◆ Work to be completed:
Without the images, output each record below as it stands.

◆ Saved entries:
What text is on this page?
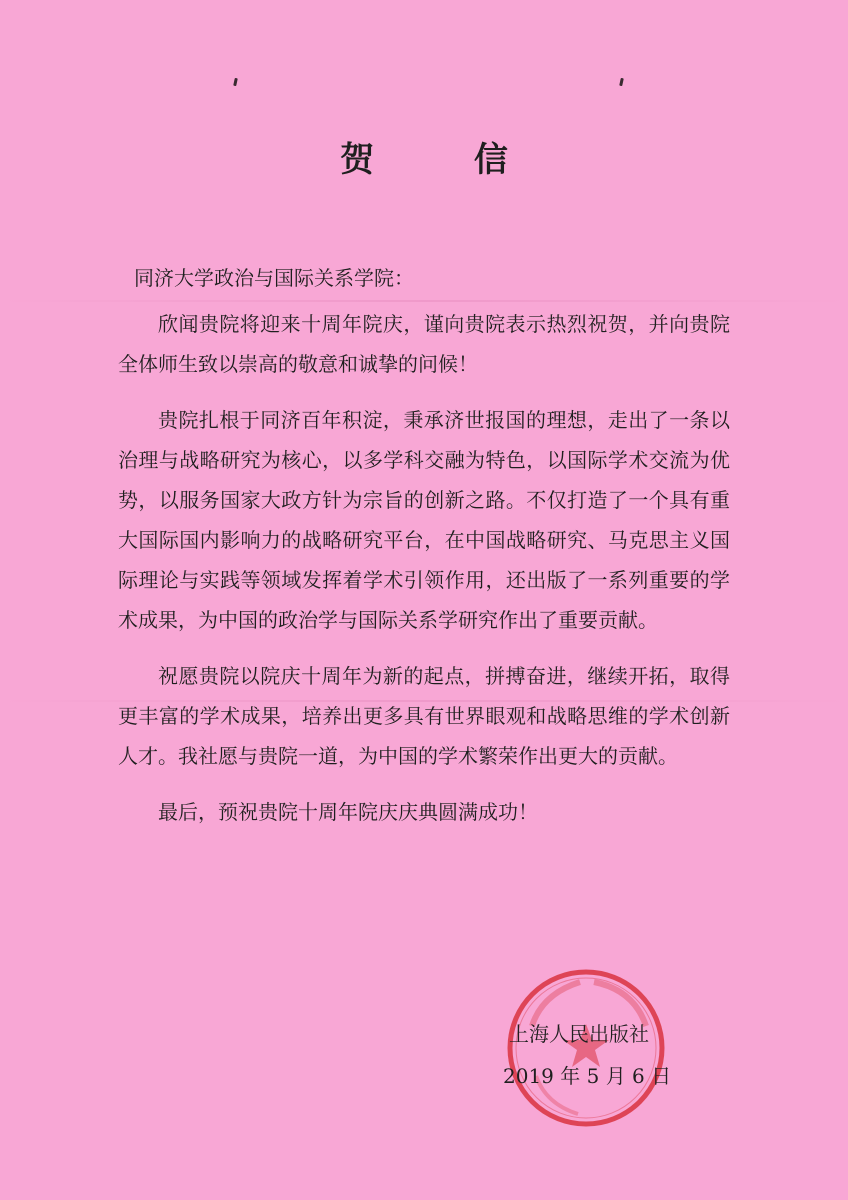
贺 信
同济大学政治与国际关系学院：

欣闻贵院将迎来十周年院庆，谨向贵院表示热烈祝贺，并向贵院全体师生致以崇高的敬意和诚挚的问候！

贵院扎根于同济百年积淀，秉承济世报国的理想，走出了一条以治理与战略研究为核心，以多学科交融为特色，以国际学术交流为优势，以服务国家大政方针为宗旨的创新之路。不仅打造了一个具有重大国际国内影响力的战略研究平台，在中国战略研究、马克思主义国际理论与实践等领域发挥着学术引领作用，还出版了一系列重要的学术成果，为中国的政治学与国际关系学研究作出了重要贡献。

祝愿贵院以院庆十周年为新的起点，拼搏奋进，继续开拓，取得更丰富的学术成果，培养出更多具有世界眼观和战略思维的学术创新人才。我社愿与贵院一道，为中国的学术繁荣作出更大的贡献。

最后，预祝贵院十周年院庆庆典圆满成功！

上海人民出版社
2019 年 5 月 6 日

◆ Exercise answer:
What text is on this page?
贺 信
同济大学政治与国际关系学院：

欣闻贵院将迎来十周年院庆，谨向贵院表示热烈祝贺，并向贵院全体师生致以崇高的敬意和诚挚的问候！

贵院扎根于同济百年积淀，秉承济世报国的理想，走出了一条以治理与战略研究为核心，以多学科交融为特色，以国际学术交流为优势，以服务国家大政方针为宗旨的创新之路。不仅打造了一个具有重大国际国内影响力的战略研究平台，在中国战略研究、马克思主义国际理论与实践等领域发挥着学术引领作用，还出版了一系列重要的学术成果，为中国的政治学与国际关系学研究作出了重要贡献。

祝愿贵院以院庆十周年为新的起点，拼搏奋进，继续开拓，取得更丰富的学术成果，培养出更多具有世界眼观和战略思维的学术创新人才。我社愿与贵院一道，为中国的学术繁荣作出更大的贡献。

最后，预祝贵院十周年院庆庆典圆满成功！

上海人民出版社
2019 年 5 月 6 日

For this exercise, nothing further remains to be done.